• Requirements: Wherever the word "circle" appears in a line, extract that line.

• Source records:
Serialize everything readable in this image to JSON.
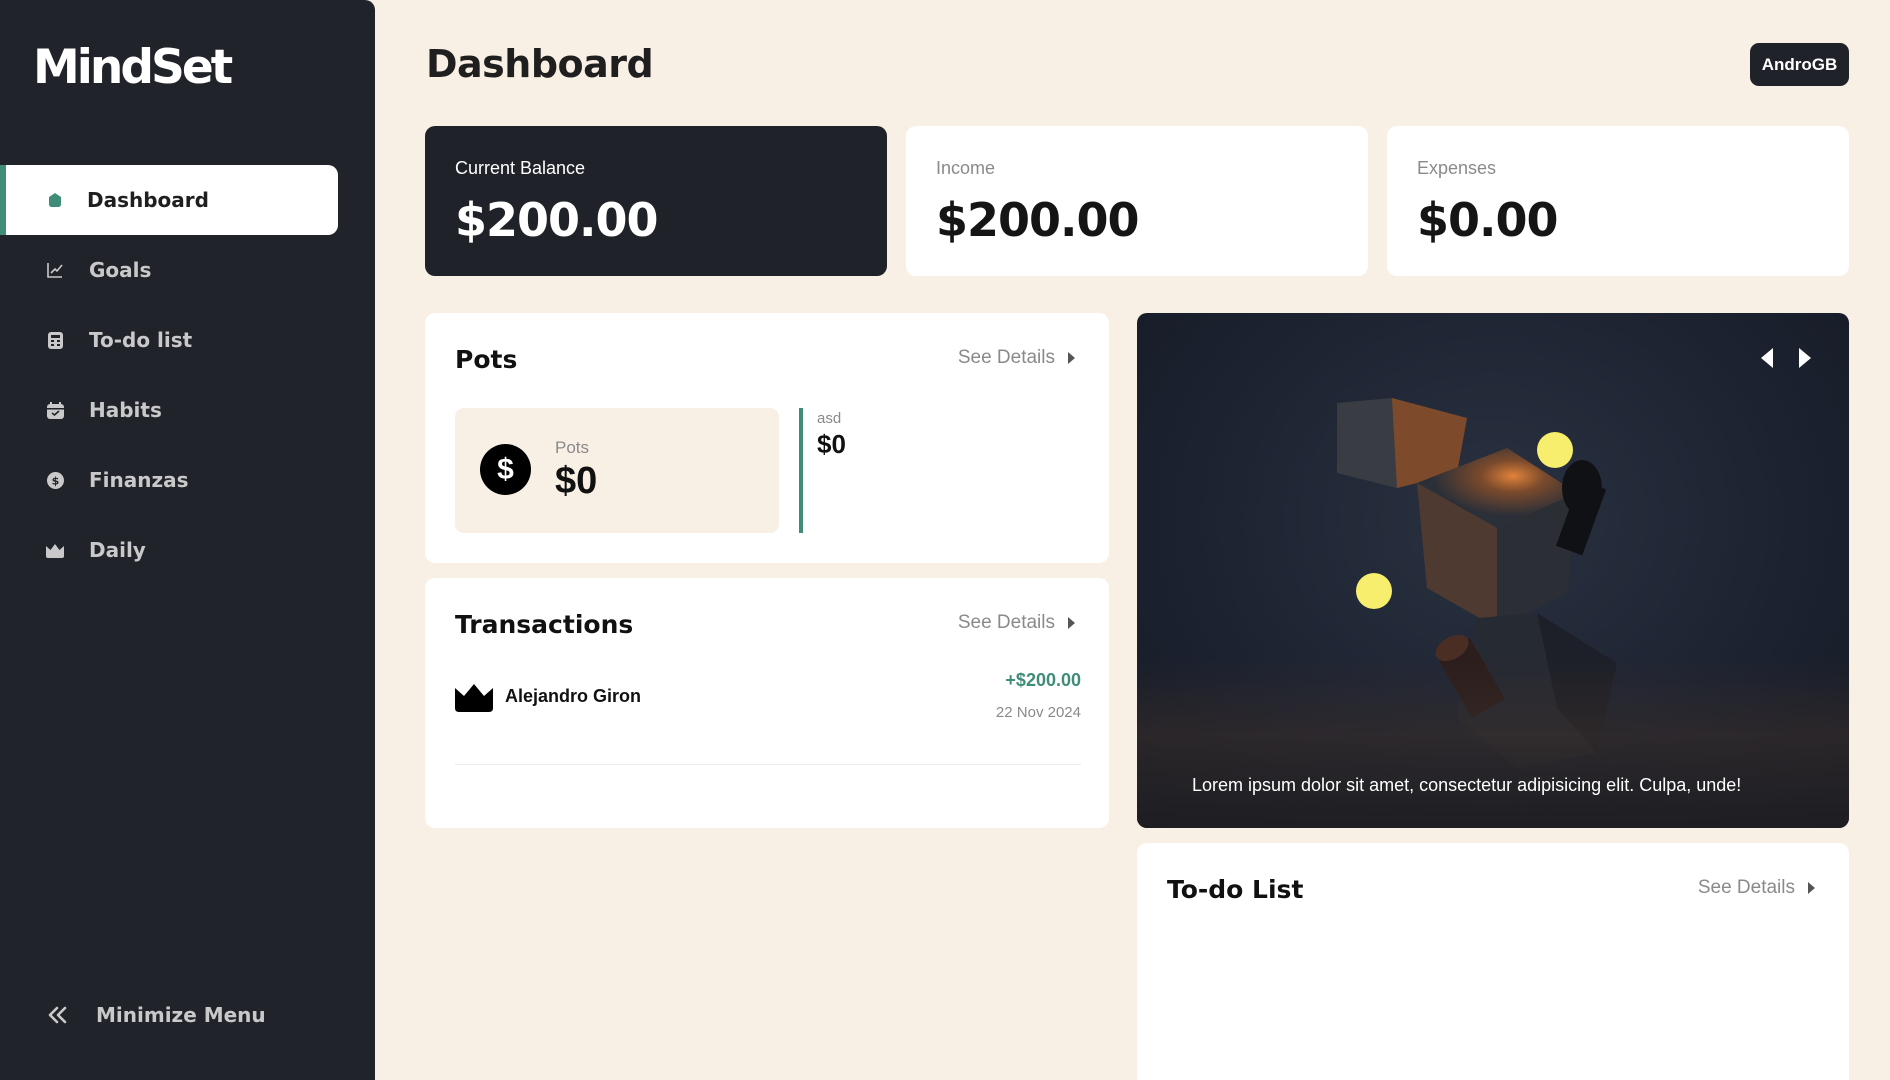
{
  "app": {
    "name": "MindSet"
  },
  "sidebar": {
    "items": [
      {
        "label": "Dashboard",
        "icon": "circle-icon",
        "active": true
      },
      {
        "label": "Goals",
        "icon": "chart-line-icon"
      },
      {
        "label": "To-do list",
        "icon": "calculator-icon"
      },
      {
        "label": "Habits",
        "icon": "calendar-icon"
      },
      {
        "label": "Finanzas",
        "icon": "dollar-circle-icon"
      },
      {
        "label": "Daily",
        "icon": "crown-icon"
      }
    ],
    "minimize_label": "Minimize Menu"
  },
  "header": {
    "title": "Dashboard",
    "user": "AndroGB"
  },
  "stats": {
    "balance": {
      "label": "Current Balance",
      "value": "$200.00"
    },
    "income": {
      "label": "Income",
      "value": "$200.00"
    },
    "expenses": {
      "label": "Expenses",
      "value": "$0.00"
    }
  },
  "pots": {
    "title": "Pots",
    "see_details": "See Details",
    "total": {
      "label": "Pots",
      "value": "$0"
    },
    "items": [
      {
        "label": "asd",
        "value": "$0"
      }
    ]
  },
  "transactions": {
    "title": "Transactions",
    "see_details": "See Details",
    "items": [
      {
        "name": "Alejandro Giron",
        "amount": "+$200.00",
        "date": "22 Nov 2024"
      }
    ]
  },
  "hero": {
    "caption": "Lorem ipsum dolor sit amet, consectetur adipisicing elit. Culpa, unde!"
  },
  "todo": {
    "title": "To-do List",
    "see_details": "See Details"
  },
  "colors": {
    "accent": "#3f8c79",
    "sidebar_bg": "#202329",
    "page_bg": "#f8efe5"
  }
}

• Response:
        "icon": "circle-icon",
        "icon": "dollar-circle-icon"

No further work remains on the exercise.